*What to do*. Find each line with "before" and copy it.

*Items from a figure collection*.
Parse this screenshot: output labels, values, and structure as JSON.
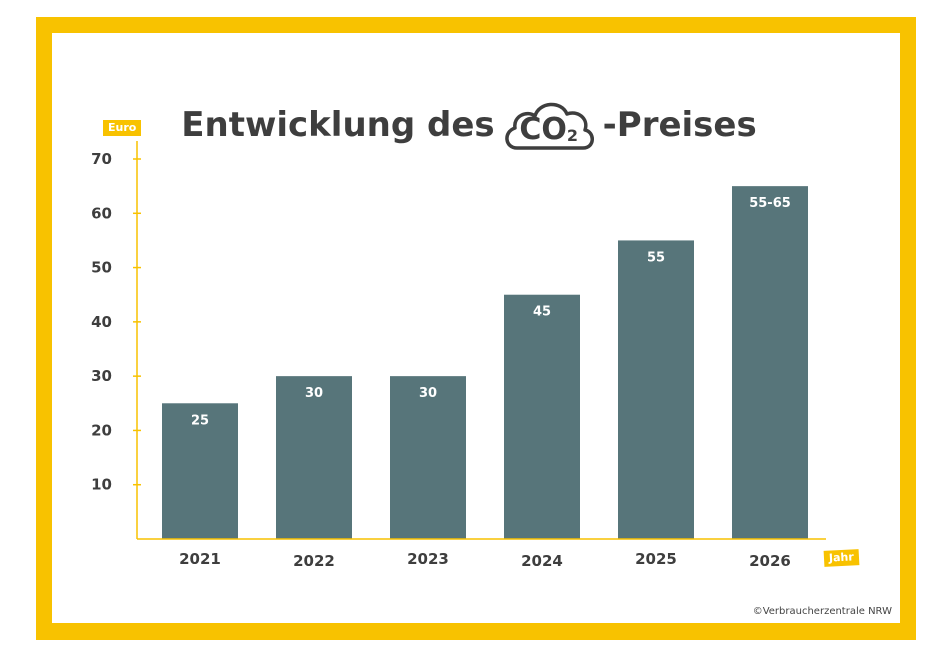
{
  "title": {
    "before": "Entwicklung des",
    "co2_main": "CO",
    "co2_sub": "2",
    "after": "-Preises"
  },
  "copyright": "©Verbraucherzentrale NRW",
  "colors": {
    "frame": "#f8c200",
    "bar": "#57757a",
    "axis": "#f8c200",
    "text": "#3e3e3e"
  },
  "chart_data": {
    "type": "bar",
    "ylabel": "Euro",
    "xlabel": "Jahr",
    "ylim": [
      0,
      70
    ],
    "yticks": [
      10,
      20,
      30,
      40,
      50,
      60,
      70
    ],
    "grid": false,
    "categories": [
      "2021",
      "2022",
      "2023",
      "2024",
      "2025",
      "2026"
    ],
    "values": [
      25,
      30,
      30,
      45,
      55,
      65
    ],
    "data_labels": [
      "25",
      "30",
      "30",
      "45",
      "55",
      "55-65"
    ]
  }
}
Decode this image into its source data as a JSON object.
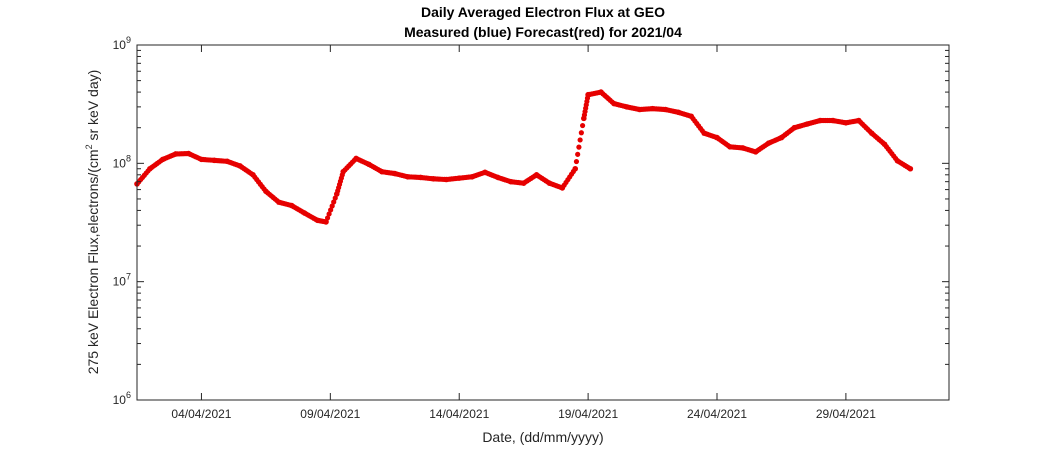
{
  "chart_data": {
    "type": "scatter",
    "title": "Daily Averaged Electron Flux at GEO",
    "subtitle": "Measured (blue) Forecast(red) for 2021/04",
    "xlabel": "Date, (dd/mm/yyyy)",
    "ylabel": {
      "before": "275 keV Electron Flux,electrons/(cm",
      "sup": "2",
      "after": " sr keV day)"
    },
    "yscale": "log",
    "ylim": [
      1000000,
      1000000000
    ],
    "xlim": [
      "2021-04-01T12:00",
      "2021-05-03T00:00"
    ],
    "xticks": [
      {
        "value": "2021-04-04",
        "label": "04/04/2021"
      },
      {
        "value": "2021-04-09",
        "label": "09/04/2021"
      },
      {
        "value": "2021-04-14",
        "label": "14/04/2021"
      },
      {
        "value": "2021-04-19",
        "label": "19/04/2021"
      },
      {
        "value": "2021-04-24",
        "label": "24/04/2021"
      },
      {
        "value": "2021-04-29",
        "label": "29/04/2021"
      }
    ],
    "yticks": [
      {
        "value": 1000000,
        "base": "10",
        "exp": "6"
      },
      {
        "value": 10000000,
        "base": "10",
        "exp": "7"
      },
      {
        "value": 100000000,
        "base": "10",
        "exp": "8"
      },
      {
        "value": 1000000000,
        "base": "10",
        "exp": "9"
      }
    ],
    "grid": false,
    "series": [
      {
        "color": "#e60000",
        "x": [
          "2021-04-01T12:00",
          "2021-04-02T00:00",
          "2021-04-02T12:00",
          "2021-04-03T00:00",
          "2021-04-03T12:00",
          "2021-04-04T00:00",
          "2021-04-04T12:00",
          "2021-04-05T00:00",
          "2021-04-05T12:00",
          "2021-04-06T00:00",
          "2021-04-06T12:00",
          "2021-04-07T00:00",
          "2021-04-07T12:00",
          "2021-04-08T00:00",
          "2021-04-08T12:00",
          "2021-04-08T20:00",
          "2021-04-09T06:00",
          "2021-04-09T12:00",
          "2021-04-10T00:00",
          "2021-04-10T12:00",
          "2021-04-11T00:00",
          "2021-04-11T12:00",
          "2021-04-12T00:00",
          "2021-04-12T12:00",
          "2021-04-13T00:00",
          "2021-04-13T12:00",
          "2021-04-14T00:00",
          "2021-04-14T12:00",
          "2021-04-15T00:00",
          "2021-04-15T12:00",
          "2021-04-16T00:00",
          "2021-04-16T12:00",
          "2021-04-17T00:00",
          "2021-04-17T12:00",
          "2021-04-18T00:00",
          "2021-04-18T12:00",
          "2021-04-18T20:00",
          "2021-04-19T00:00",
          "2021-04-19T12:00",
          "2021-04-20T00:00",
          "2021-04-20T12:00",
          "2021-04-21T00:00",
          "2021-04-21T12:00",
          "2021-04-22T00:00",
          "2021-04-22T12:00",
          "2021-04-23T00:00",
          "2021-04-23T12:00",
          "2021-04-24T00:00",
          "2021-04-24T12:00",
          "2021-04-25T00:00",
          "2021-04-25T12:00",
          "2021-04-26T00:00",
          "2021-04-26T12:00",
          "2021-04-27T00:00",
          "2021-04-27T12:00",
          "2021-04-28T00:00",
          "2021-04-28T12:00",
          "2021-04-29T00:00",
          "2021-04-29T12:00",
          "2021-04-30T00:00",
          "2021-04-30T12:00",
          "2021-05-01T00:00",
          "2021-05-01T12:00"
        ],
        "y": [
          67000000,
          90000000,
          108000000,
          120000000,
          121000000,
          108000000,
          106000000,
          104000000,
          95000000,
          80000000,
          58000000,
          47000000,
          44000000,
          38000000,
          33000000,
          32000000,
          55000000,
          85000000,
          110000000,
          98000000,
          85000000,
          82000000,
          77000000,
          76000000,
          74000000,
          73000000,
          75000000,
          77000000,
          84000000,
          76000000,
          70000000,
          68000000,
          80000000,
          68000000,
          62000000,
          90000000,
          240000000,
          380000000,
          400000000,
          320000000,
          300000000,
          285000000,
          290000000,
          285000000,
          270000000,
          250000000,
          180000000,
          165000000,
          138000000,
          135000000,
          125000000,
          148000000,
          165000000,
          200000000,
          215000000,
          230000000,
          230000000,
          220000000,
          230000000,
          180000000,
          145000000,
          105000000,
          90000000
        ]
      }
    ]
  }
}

*Solution to the problem*.
    "before": "Entwicklung des",
      "before": "275 keV Electron Flux,electrons/(cm",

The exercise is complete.